En négociant avec les états libres, il faut avoir égard à leurs passions & à leurs préjugés, qui ont beaucoup d’influence sur leur politique, & qui en suspendent ou hâtent les opérations. Si les françois & les anglois par exemple, se réunissoient jamais pour une même entreprise, il y a lieu de croire que cette alliance n’aboutiroit à rien. Il semble que le roi d’Angleterre est le maître de traiter avec les étrangers ; mais on ne peut pas compter sur ses engagemens, s’ils sont désagréables à sa nation ; car celle-ci a le droit de refuser des subsides. Personne n’ignore comment Charles II, gêné par les murmures de son parlement, se comporta dans la guerre de 1672 ; & si la France avoit formé une entreprise où les secours des anglois lui eussent été nécessaires, n’auroit-elle pas échoué dès la seconde campagne ? D’ailleurs l’esprit de liberté & la haine contre les françois ont encore augmenté depuis cette époque. La convention signée au Pardo, il y a environ 50 ans, entre la cour de Londres & l’Espagne, est encore une preuve de ce que je dis. Ce traité devint inutile, & la nation angloise, qui ne vouloit aucun accommodement, força ses ministres à la guerre.

Données à traiter >>
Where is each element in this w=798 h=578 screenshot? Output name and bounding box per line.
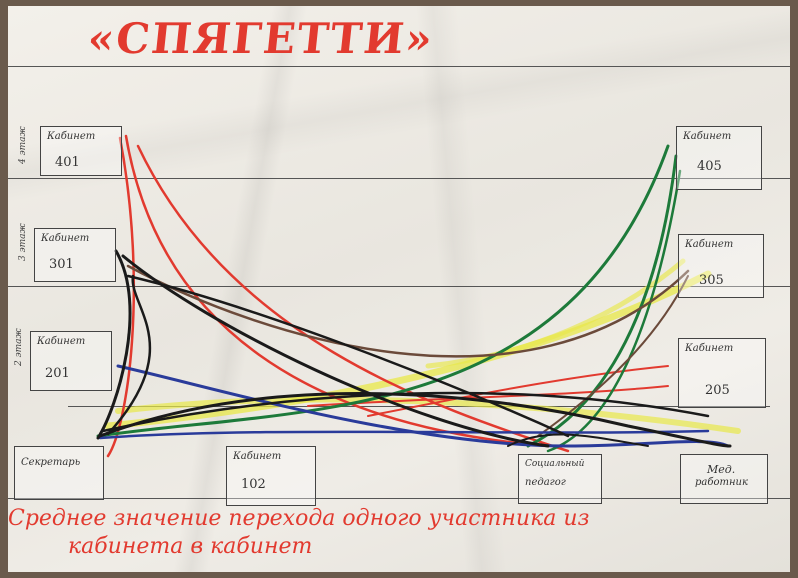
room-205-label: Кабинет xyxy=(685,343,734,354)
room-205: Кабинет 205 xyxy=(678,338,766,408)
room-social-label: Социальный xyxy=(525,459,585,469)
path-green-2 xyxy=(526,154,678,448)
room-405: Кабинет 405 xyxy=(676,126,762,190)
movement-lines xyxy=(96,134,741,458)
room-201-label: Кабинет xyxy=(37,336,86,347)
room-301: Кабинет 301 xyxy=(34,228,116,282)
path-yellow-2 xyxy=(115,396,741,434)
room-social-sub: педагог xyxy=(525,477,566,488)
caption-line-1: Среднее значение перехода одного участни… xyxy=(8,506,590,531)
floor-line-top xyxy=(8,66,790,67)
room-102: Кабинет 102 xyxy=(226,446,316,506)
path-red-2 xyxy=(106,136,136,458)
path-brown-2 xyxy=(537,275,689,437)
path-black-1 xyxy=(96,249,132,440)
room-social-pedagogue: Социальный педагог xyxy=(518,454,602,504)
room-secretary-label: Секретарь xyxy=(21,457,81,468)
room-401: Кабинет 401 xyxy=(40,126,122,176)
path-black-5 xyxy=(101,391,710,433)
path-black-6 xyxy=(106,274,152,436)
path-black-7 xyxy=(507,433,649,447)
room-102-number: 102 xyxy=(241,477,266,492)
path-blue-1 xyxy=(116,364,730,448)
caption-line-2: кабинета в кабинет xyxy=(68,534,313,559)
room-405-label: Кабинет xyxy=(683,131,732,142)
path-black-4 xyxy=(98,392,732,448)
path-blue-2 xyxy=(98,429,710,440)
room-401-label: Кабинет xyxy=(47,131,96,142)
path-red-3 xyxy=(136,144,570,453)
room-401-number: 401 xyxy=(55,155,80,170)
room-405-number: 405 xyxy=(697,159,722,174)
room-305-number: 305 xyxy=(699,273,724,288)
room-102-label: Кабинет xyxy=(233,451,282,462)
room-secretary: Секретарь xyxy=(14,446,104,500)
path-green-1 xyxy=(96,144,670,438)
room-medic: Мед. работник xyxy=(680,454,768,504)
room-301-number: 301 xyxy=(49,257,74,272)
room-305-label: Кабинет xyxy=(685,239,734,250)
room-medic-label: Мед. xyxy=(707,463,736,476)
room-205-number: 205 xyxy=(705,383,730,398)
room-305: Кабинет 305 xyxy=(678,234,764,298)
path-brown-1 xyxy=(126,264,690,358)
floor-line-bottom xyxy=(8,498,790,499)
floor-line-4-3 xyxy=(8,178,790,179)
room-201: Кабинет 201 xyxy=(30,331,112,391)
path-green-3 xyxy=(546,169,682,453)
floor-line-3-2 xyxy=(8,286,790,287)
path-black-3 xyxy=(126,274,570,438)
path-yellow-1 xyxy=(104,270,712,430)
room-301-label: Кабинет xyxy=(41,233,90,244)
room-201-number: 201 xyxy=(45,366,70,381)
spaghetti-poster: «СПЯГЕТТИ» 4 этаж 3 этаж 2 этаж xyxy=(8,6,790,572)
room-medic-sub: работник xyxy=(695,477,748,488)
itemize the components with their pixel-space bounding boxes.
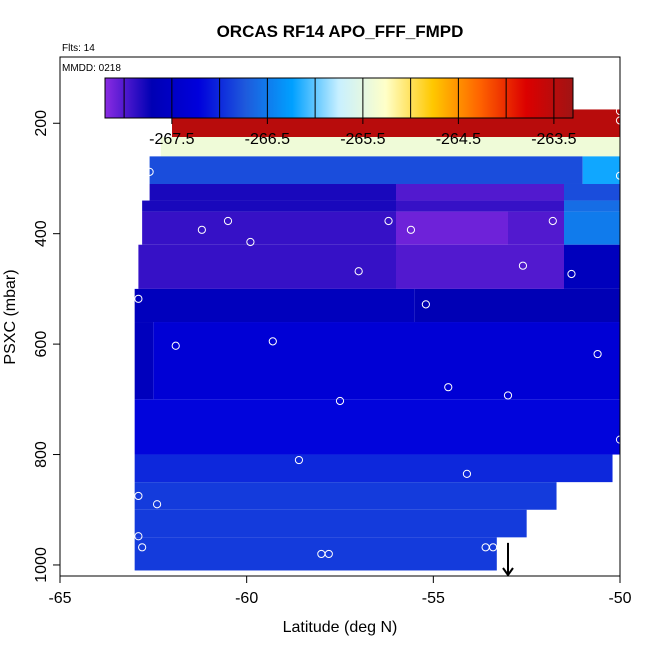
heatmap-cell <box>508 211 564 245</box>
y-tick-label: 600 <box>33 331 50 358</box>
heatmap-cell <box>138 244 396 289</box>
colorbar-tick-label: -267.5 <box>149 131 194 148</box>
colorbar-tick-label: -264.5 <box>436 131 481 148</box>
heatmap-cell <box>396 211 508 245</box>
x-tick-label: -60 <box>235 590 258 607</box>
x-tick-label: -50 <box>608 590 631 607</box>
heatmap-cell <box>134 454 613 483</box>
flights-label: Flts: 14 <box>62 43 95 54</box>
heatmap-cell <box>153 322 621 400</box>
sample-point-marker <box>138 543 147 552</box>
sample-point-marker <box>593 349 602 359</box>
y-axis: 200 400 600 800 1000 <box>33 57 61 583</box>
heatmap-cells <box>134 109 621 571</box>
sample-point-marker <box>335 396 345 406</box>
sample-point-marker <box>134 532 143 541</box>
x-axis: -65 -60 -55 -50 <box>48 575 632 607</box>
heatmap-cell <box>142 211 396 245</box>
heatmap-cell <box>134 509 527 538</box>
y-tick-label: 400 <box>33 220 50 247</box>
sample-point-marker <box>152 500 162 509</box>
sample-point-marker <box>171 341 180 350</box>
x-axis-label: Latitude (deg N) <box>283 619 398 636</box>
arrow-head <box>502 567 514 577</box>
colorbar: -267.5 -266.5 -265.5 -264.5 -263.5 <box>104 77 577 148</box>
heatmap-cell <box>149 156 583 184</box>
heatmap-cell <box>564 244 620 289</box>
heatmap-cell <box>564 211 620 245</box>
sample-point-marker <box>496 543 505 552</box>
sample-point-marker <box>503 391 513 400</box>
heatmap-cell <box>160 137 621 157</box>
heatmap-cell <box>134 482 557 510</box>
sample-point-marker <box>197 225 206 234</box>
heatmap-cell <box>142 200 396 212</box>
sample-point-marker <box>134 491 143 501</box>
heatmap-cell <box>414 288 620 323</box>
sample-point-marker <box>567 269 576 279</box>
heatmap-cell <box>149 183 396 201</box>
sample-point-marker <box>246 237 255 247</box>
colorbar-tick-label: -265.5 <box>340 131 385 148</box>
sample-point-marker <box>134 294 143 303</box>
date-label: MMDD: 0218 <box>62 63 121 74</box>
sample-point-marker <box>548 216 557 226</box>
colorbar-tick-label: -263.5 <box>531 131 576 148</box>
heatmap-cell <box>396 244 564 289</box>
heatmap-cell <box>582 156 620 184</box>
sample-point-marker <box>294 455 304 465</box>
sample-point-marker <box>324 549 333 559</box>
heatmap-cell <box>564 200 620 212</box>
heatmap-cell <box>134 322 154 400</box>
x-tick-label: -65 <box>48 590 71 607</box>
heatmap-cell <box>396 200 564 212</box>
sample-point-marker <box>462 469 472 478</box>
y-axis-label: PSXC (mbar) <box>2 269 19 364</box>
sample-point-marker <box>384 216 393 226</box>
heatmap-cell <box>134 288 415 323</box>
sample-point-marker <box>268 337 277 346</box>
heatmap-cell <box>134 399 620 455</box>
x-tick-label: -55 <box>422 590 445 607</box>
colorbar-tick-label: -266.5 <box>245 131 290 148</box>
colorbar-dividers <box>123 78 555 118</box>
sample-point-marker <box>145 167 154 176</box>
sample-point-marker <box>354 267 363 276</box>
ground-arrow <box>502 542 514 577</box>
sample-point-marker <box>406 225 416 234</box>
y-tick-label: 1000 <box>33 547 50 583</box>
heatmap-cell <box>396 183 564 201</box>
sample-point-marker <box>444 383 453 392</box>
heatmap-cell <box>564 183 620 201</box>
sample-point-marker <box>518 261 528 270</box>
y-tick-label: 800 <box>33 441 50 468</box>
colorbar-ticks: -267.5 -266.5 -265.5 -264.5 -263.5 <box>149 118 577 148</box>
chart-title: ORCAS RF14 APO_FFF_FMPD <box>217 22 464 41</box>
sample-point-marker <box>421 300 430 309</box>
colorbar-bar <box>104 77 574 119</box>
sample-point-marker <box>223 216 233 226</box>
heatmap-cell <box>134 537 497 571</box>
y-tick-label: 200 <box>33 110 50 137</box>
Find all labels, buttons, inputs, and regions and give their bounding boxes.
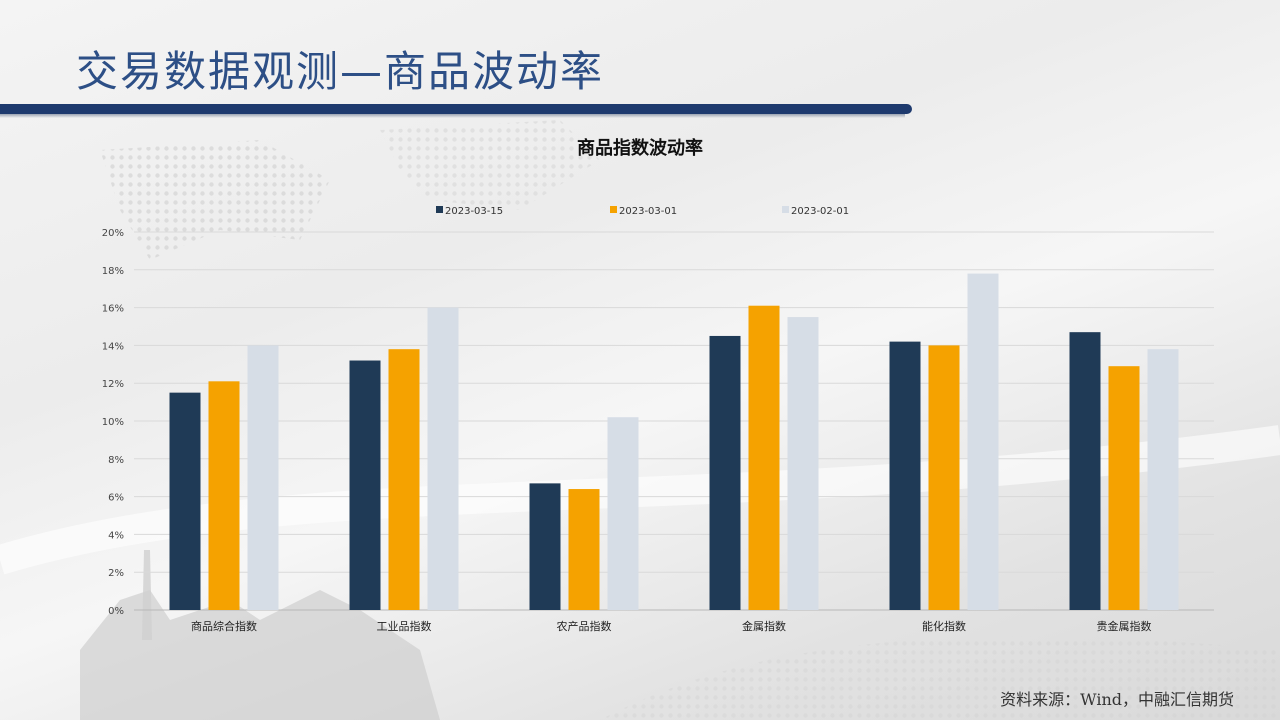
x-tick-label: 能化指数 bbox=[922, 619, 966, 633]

Travail à faire >>
1. D'après l'extrait choisi, qu'a fait la nation anglaise après la convention signée au Pardo ?
2. Recopiez fidèlement, dans les données, la partie qui commence par la ligne contenant « heatmap-cell <box>508 211 564 245</box> » et se termine par la ligne contenant « heatmap-cell <box>153 322 621 400</box> ».

Réponses de l'exercice >>
1. Ne voulant aucun accommodement, elle a forcé ses ministres à la guerre.

2.
heatmap-cell <box>508 211 564 245</box>
y-tick-label: 600 <box>33 331 50 358</box>
heatmap-cell <box>138 244 396 289</box>
colorbar-tick-label: -267.5 <box>149 131 194 148</box>
colorbar-tick-label: -264.5 <box>436 131 481 148</box>
heatmap-cell <box>396 211 508 245</box>
x-tick-label: -60 <box>235 590 258 607</box>
x-tick-label: -50 <box>608 590 631 607</box>
heatmap-cell <box>134 454 613 483</box>
flights-label: Flts: 14 <box>62 43 95 54</box>
heatmap-cell <box>153 322 621 400</box>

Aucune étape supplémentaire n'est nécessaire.